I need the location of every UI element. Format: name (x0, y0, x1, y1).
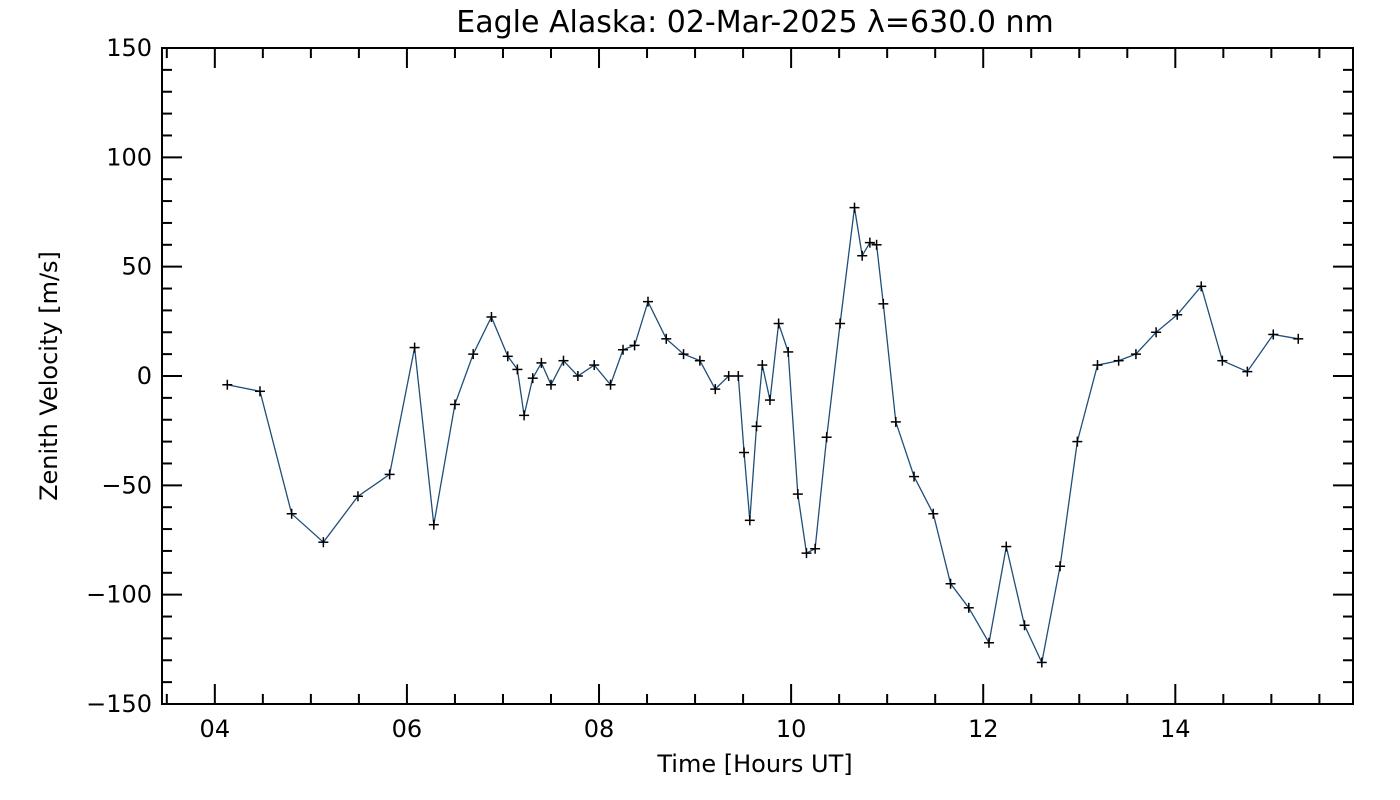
data-point (502, 351, 513, 362)
data-point (751, 421, 762, 432)
data-point (1113, 355, 1124, 366)
data-point (384, 469, 395, 480)
y-tick-label: −50 (101, 471, 152, 499)
data-point (409, 342, 420, 353)
data-point (678, 349, 689, 360)
series-line (227, 207, 1299, 665)
data-point (733, 371, 744, 381)
data-point (1293, 333, 1304, 344)
x-tick-label: 14 (1160, 715, 1191, 743)
y-tick-label: −100 (86, 581, 152, 609)
data-point (849, 202, 860, 213)
x-tick-label: 04 (200, 715, 231, 743)
data-point (661, 333, 672, 344)
data-point (1130, 349, 1141, 360)
data-point (605, 379, 616, 390)
y-tick-label: 100 (106, 143, 152, 171)
y-tick-label: −150 (86, 690, 152, 718)
data-point (801, 548, 812, 559)
data-point (222, 379, 233, 390)
data-point (618, 344, 629, 355)
data-point (810, 543, 821, 554)
data-point (739, 447, 750, 458)
data-point (783, 346, 794, 357)
x-tick-label: 08 (584, 715, 615, 743)
x-tick-label: 10 (776, 715, 807, 743)
data-point (821, 432, 832, 443)
data-point (589, 360, 600, 371)
data-point (512, 364, 523, 375)
plot-frame (161, 47, 1354, 705)
data-point (1151, 327, 1162, 338)
data-point (1268, 329, 1279, 340)
data-point (286, 508, 297, 519)
data-point (890, 416, 901, 427)
data-point (629, 340, 640, 351)
data-point (1019, 620, 1030, 631)
data-point (254, 386, 265, 397)
data-point (723, 371, 734, 381)
data-point (468, 349, 479, 360)
chart-title: Eagle Alaska: 02-Mar-2025 λ=630.0 nm (456, 5, 1053, 40)
data-point (1036, 657, 1047, 668)
data-point (1055, 561, 1066, 572)
data-point (1001, 541, 1012, 552)
data-point (792, 489, 803, 500)
y-axis-label: Zenith Velocity [m/s] (35, 251, 63, 501)
data-point (486, 311, 497, 322)
data-point (545, 379, 556, 390)
data-point (352, 491, 363, 502)
y-tick-label: 0 (137, 362, 152, 390)
data-point (1072, 436, 1083, 447)
data-point (536, 357, 547, 368)
data-point (963, 602, 974, 613)
x-axis-label: Time [Hours UT] (656, 750, 852, 778)
data-point (572, 371, 583, 381)
data-point (835, 318, 846, 329)
data-point (744, 515, 755, 526)
data-point (558, 355, 569, 366)
data-point (945, 578, 956, 589)
data-point (527, 373, 538, 384)
x-axis-tick-labels: 04 06 08 10 12 14 (200, 715, 1191, 743)
data-point (428, 519, 439, 530)
data-point (1172, 309, 1183, 320)
data-point (909, 471, 920, 482)
data-point (1217, 355, 1228, 366)
data-point (764, 395, 775, 406)
data-point (1092, 360, 1103, 371)
y-axis-tick-labels: −150 −100 −50 0 50 100 150 (86, 34, 152, 718)
y-tick-label: 50 (121, 253, 152, 281)
data-point (857, 250, 868, 261)
data-point (1196, 281, 1207, 292)
data-point (519, 410, 530, 421)
series-layer (222, 202, 1304, 668)
data-point (694, 355, 705, 366)
y-tick-label: 150 (106, 34, 152, 62)
data-point (928, 508, 939, 519)
y-axis-ticks (162, 47, 1353, 705)
data-point (1242, 366, 1253, 377)
data-point (318, 537, 329, 548)
data-point (449, 399, 460, 410)
x-tick-label: 06 (392, 715, 423, 743)
data-point (773, 318, 784, 329)
data-point (757, 360, 768, 371)
data-point (871, 239, 882, 250)
data-point (878, 298, 889, 309)
x-tick-label: 12 (968, 715, 999, 743)
data-point (864, 237, 875, 248)
x-axis-ticks (165, 48, 1321, 704)
data-point (983, 637, 994, 648)
data-point (643, 296, 654, 307)
data-point (710, 384, 721, 395)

== PROBLEM TO WORK ON ==
Return the records above exactly as they appear, line for line, leaving out the pictures.

== RESPONSE TO THIS EXERCISE ==
I need the location of every UI element. Format: name (x0, y0, x1, y1).
data-point (502, 351, 513, 362)
data-point (751, 421, 762, 432)
data-point (1113, 355, 1124, 366)
data-point (384, 469, 395, 480)
y-tick-label: −50 (101, 471, 152, 499)
data-point (409, 342, 420, 353)
data-point (678, 349, 689, 360)
series-line (227, 207, 1299, 665)
data-point (733, 371, 744, 381)
data-point (1293, 333, 1304, 344)
x-tick-label: 14 (1160, 715, 1191, 743)
y-tick-label: −100 (86, 581, 152, 609)
data-point (849, 202, 860, 213)
x-tick-label: 04 (200, 715, 231, 743)
data-point (661, 333, 672, 344)
data-point (1130, 349, 1141, 360)
data-point (605, 379, 616, 390)
y-tick-label: 100 (106, 143, 152, 171)
y-tick-label: −150 (86, 690, 152, 718)
data-point (801, 548, 812, 559)
data-point (222, 379, 233, 390)
data-point (618, 344, 629, 355)
data-point (810, 543, 821, 554)
data-point (739, 447, 750, 458)
data-point (783, 346, 794, 357)
x-tick-label: 08 (584, 715, 615, 743)
x-tick-label: 10 (776, 715, 807, 743)
data-point (821, 432, 832, 443)
data-point (589, 360, 600, 371)
data-point (512, 364, 523, 375)
plot-frame (161, 47, 1354, 705)
data-point (1151, 327, 1162, 338)
data-point (1268, 329, 1279, 340)
data-point (286, 508, 297, 519)
data-point (890, 416, 901, 427)
data-point (629, 340, 640, 351)
data-point (1019, 620, 1030, 631)
data-point (254, 386, 265, 397)
data-point (723, 371, 734, 381)
data-point (468, 349, 479, 360)
chart-title: Eagle Alaska: 02-Mar-2025 λ=630.0 nm (456, 5, 1053, 40)
data-point (1036, 657, 1047, 668)
data-point (1055, 561, 1066, 572)
data-point (1001, 541, 1012, 552)
data-point (792, 489, 803, 500)
y-axis-label: Zenith Velocity [m/s] (35, 251, 63, 501)
data-point (486, 311, 497, 322)
data-point (545, 379, 556, 390)
data-point (352, 491, 363, 502)
y-tick-label: 0 (137, 362, 152, 390)
data-point (1072, 436, 1083, 447)
data-point (536, 357, 547, 368)
data-point (963, 602, 974, 613)
x-axis-label: Time [Hours UT] (656, 750, 852, 778)
data-point (572, 371, 583, 381)
data-point (835, 318, 846, 329)
data-point (744, 515, 755, 526)
data-point (558, 355, 569, 366)
data-point (945, 578, 956, 589)
data-point (527, 373, 538, 384)
x-axis-tick-labels: 04 06 08 10 12 14 (200, 715, 1191, 743)
data-point (428, 519, 439, 530)
data-point (1172, 309, 1183, 320)
data-point (909, 471, 920, 482)
data-point (1217, 355, 1228, 366)
data-point (764, 395, 775, 406)
data-point (1092, 360, 1103, 371)
y-axis-tick-labels: −150 −100 −50 0 50 100 150 (86, 34, 152, 718)
y-tick-label: 50 (121, 253, 152, 281)
data-point (857, 250, 868, 261)
data-point (1196, 281, 1207, 292)
data-point (519, 410, 530, 421)
series-layer (222, 202, 1304, 668)
data-point (694, 355, 705, 366)
y-tick-label: 150 (106, 34, 152, 62)
data-point (928, 508, 939, 519)
y-axis-ticks (162, 47, 1353, 705)
data-point (1242, 366, 1253, 377)
data-point (318, 537, 329, 548)
data-point (449, 399, 460, 410)
x-tick-label: 06 (392, 715, 423, 743)
data-point (773, 318, 784, 329)
data-point (757, 360, 768, 371)
data-point (871, 239, 882, 250)
data-point (878, 298, 889, 309)
x-tick-label: 12 (968, 715, 999, 743)
data-point (864, 237, 875, 248)
x-axis-ticks (165, 48, 1321, 704)
data-point (983, 637, 994, 648)
data-point (643, 296, 654, 307)
data-point (710, 384, 721, 395)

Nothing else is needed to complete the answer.